→ To do:
Reproduce the full listing that appears beneath this instruction exactly.
— Start Records for processing —
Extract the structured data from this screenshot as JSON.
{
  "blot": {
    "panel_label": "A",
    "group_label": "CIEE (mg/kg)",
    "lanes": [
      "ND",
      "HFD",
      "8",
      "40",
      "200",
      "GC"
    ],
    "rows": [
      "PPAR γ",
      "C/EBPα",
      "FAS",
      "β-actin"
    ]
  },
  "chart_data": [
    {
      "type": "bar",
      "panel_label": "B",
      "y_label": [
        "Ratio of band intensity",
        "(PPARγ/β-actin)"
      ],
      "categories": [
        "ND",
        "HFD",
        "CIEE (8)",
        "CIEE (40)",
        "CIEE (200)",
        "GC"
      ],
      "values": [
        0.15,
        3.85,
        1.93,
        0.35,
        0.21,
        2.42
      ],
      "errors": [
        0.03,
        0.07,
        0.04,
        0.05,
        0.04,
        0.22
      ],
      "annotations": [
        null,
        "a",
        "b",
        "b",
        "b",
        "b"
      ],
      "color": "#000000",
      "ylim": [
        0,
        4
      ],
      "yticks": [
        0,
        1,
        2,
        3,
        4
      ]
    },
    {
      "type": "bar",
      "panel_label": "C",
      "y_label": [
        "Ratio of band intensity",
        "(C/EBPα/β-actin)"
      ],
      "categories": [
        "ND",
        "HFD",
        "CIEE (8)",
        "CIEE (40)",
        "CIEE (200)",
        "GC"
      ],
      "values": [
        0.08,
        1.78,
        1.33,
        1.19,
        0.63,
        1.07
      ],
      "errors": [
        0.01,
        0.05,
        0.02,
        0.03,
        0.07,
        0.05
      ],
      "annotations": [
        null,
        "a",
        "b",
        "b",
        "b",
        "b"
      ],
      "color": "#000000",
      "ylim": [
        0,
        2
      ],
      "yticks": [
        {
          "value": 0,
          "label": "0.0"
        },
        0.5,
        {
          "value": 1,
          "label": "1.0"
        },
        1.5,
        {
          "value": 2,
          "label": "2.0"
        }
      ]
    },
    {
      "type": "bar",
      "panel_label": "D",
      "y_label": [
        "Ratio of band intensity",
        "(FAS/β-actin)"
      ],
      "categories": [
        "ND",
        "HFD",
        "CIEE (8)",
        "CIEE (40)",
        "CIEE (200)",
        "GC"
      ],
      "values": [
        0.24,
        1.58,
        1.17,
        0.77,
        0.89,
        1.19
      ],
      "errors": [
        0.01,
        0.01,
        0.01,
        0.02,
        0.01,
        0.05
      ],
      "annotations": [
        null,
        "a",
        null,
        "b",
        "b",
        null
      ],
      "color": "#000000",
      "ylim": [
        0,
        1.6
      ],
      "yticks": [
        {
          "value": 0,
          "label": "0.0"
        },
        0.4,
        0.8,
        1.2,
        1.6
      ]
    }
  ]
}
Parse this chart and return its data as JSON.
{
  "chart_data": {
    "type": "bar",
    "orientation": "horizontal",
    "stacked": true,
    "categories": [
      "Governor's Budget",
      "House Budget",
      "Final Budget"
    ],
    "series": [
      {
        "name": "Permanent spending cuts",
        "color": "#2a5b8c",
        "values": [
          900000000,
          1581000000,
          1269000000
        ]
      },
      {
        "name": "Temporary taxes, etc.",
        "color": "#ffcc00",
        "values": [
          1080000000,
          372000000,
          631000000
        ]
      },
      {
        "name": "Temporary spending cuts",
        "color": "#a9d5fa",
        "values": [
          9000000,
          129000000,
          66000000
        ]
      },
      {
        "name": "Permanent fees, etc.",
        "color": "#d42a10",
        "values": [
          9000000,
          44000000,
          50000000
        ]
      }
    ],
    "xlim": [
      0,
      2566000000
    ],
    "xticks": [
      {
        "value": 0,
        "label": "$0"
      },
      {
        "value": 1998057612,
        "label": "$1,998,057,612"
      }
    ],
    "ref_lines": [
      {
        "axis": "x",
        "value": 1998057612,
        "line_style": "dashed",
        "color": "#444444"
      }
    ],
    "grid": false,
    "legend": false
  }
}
— End Records for processing —
→ Reply:
Extract the structured data from this screenshot as JSON.
{
  "blot": {
    "panel_label": "A",
    "group_label": "CIEE (mg/kg)",
    "lanes": [
      "ND",
      "HFD",
      "8",
      "40",
      "200",
      "GC"
    ],
    "rows": [
      "PPAR γ",
      "C/EBPα",
      "FAS",
      "β-actin"
    ]
  },
  "chart_data": [
    {
      "type": "bar",
      "panel_label": "B",
      "y_label": [
        "Ratio of band intensity",
        "(PPARγ/β-actin)"
      ],
      "categories": [
        "ND",
        "HFD",
        "CIEE (8)",
        "CIEE (40)",
        "CIEE (200)",
        "GC"
      ],
      "values": [
        0.15,
        3.85,
        1.93,
        0.35,
        0.21,
        2.42
      ],
      "errors": [
        0.03,
        0.07,
        0.04,
        0.05,
        0.04,
        0.22
      ],
      "annotations": [
        null,
        "a",
        "b",
        "b",
        "b",
        "b"
      ],
      "color": "#000000",
      "ylim": [
        0,
        4
      ],
      "yticks": [
        0,
        1,
        2,
        3,
        4
      ]
    },
    {
      "type": "bar",
      "panel_label": "C",
      "y_label": [
        "Ratio of band intensity",
        "(C/EBPα/β-actin)"
      ],
      "categories": [
        "ND",
        "HFD",
        "CIEE (8)",
        "CIEE (40)",
        "CIEE (200)",
        "GC"
      ],
      "values": [
        0.08,
        1.78,
        1.33,
        1.19,
        0.63,
        1.07
      ],
      "errors": [
        0.01,
        0.05,
        0.02,
        0.03,
        0.07,
        0.05
      ],
      "annotations": [
        null,
        "a",
        "b",
        "b",
        "b",
        "b"
      ],
      "color": "#000000",
      "ylim": [
        0,
        2
      ],
      "yticks": [
        {
          "value": 0,
          "label": "0.0"
        },
        0.5,
        {
          "value": 1,
          "label": "1.0"
        },
        1.5,
        {
          "value": 2,
          "label": "2.0"
        }
      ]
    },
    {
      "type": "bar",
      "panel_label": "D",
      "y_label": [
        "Ratio of band intensity",
        "(FAS/β-actin)"
      ],
      "categories": [
        "ND",
        "HFD",
        "CIEE (8)",
        "CIEE (40)",
        "CIEE (200)",
        "GC"
      ],
      "values": [
        0.24,
        1.58,
        1.17,
        0.77,
        0.89,
        1.19
      ],
      "errors": [
        0.01,
        0.01,
        0.01,
        0.02,
        0.01,
        0.05
      ],
      "annotations": [
        null,
        "a",
        null,
        "b",
        "b",
        null
      ],
      "color": "#000000",
      "ylim": [
        0,
        1.6
      ],
      "yticks": [
        {
          "value": 0,
          "label": "0.0"
        },
        0.4,
        0.8,
        1.2,
        1.6
      ]
    }
  ]
}
Parse this chart and return its data as JSON.
{
  "chart_data": {
    "type": "bar",
    "orientation": "horizontal",
    "stacked": true,
    "categories": [
      "Governor's Budget",
      "House Budget",
      "Final Budget"
    ],
    "series": [
      {
        "name": "Permanent spending cuts",
        "color": "#2a5b8c",
        "values": [
          900000000,
          1581000000,
          1269000000
        ]
      },
      {
        "name": "Temporary taxes, etc.",
        "color": "#ffcc00",
        "values": [
          1080000000,
          372000000,
          631000000
        ]
      },
      {
        "name": "Temporary spending cuts",
        "color": "#a9d5fa",
        "values": [
          9000000,
          129000000,
          66000000
        ]
      },
      {
        "name": "Permanent fees, etc.",
        "color": "#d42a10",
        "values": [
          9000000,
          44000000,
          50000000
        ]
      }
    ],
    "xlim": [
      0,
      2566000000
    ],
    "xticks": [
      {
        "value": 0,
        "label": "$0"
      },
      {
        "value": 1998057612,
        "label": "$1,998,057,612"
      }
    ],
    "ref_lines": [
      {
        "axis": "x",
        "value": 1998057612,
        "line_style": "dashed",
        "color": "#444444"
      }
    ],
    "grid": false,
    "legend": false
  }
}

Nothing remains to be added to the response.